%%

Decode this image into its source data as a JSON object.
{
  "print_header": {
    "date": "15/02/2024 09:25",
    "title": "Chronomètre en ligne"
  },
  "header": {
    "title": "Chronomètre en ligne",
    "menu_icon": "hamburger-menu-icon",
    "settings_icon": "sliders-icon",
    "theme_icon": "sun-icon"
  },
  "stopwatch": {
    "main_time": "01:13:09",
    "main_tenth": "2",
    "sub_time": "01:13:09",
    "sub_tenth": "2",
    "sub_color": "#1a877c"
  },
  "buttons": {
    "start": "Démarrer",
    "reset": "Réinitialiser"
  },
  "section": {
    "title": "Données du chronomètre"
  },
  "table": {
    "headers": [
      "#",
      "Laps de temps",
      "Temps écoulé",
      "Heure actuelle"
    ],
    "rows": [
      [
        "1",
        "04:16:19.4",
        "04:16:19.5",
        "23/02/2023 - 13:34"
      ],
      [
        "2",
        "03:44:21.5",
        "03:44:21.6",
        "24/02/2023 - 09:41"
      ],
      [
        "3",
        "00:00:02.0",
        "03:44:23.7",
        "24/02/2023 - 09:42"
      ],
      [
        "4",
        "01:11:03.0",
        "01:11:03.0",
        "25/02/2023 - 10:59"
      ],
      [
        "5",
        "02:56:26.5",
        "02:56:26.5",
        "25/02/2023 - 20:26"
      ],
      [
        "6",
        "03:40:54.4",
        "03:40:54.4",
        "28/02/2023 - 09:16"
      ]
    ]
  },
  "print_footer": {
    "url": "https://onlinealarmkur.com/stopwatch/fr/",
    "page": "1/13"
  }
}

%%

#### [EXERCISE DETAILS]
Using the listing above, pull out all lines that hold the word "stopwatch".

#### [FULL OUTPUT]
  "stopwatch": {
    "url": "https://onlinealarmkur.com/stopwatch/fr/",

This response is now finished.